● **Arahan Tugas 1**
Dari surah dan ayat mana kutipan dalam teks tentang bahaya bakhil diambil?
● **Arahan Tugas 2**
Salin kata demi kata bagian teks tentang bahaya bakhil, mulai dari kata-kata yang memuat "Senin, 01 Mei" dan berhenti setelah "menghadapi kesulitan beliau.".

● **Teks Bacaan**
Senin, 01 Mei 2017







                         BAHAYA BAKHIL
                                                     
“ Dan orang orang yang telah menempati kota Madinah dan telah beriman (Anshor) sebelum (kedatangan) mereka (Muhajirin), mereka ( Anshor ) mencintai orang yang berhijrah kepada mereka (Muhajirin). Dan mereka (Anshor) tiada menaruh keinginan dalam hati mereka terhadap apa apa yang diberikan kepada mereka (Muhajirin), dan mereka mengutamakan (orang orang muhajirin) atas diri mereka sendiri, sekalipun mereka dalam kesusahan. Dan barang siapa yang 
   dipelihara dari kekikiran dirinya, mereka Itulah orang orang yang beruntung “. (Q.S. Al Hasyr (59) : 9)

Ayat tersebut turun usai Abu Thalkah menjamu tamu Rasulullah s.a.w, dimana saat itu Rasulullah kedatangan tamu padahal beliau ketiadaan makanan, maka Abu Thalkhah segera tanggap menghadapi kesulitan beliau.

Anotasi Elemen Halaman
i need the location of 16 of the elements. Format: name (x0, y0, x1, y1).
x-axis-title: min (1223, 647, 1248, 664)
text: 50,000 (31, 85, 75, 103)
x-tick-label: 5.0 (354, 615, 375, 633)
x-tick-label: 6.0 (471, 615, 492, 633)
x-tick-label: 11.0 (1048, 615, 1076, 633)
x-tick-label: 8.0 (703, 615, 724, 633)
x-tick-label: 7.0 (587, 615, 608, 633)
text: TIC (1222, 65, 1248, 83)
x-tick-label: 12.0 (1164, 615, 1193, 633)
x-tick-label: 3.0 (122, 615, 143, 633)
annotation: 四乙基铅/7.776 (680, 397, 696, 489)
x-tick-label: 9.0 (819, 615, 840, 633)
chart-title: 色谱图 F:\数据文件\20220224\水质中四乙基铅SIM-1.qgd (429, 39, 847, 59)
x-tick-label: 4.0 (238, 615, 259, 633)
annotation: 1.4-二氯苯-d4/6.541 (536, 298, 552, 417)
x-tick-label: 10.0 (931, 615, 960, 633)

---

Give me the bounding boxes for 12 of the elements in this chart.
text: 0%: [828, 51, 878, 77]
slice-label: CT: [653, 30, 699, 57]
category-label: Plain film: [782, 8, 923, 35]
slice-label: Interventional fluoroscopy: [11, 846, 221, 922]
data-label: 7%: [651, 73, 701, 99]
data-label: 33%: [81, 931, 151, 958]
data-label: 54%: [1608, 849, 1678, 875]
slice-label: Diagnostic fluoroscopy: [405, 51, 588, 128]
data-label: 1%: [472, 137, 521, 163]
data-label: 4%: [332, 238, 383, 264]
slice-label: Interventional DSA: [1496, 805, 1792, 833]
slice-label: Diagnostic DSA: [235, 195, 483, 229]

● **Jawaban Tertulis 1**
Kutipan itu diambil dari Q.S. Al Hasyr (59) ayat 9.

● **Jawaban Tertulis 2**
Senin, 01 Mei 2017







                         BAHAYA BAKHIL
                                                     
“ Dan orang orang yang telah menempati kota Madinah dan telah beriman (Anshor) sebelum (kedatangan) mereka (Muhajirin), mereka ( Anshor ) mencintai orang yang berhijrah kepada mereka (Muhajirin). Dan mereka (Anshor) tiada menaruh keinginan dalam hati mereka terhadap apa apa yang diberikan kepada mereka (Muhajirin), dan mereka mengutamakan (orang orang muhajirin) atas diri mereka sendiri, sekalipun mereka dalam kesusahan. Dan barang siapa yang 
   dipelihara dari kekikiran dirinya, mereka Itulah orang orang yang beruntung “. (Q.S. Al Hasyr (59) : 9)

Ayat tersebut turun usai Abu Thalkah menjamu tamu Rasulullah s.a.w, dimana saat itu Rasulullah kedatangan tamu padahal beliau ketiadaan makanan, maka Abu Thalkhah segera tanggap menghadapi kesulitan beliau.